AIM -> Read the records and gather each line that includes "this".

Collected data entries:
* * *

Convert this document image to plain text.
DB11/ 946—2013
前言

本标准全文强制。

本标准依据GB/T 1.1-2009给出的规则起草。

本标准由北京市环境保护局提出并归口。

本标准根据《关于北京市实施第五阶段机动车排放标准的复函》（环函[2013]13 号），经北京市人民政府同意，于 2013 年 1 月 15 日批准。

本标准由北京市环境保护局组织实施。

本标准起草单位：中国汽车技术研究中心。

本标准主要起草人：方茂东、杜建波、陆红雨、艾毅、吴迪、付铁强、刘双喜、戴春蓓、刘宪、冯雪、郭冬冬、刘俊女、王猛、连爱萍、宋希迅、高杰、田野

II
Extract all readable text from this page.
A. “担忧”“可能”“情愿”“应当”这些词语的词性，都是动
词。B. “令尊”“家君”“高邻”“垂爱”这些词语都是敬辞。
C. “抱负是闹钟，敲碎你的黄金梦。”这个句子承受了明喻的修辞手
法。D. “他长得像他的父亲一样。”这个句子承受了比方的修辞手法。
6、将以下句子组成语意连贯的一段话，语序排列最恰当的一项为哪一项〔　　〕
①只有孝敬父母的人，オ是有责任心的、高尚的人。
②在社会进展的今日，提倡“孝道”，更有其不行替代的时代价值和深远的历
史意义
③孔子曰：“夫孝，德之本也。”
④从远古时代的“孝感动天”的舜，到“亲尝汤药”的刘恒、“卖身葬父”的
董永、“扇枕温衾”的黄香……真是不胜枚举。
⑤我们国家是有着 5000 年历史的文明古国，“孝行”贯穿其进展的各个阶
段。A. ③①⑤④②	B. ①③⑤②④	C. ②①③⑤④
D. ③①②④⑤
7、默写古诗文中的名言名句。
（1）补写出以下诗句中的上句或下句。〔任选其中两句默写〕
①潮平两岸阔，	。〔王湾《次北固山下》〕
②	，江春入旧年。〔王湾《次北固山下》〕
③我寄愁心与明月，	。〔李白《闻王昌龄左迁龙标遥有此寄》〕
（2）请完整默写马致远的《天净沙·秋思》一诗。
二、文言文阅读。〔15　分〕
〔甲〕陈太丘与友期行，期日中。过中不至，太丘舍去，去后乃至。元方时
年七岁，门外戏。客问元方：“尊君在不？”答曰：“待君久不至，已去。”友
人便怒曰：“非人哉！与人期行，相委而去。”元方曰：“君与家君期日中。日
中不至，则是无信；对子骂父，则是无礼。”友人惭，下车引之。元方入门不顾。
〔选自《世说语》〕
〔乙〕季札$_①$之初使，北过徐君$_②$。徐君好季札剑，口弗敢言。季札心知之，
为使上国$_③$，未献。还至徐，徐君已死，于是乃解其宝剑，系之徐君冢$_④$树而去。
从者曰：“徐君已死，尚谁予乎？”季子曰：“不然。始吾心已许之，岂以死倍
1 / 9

* * *

EXERCISE RESULT ->
Convert this document image to plain text.
Extract all readable text from this page.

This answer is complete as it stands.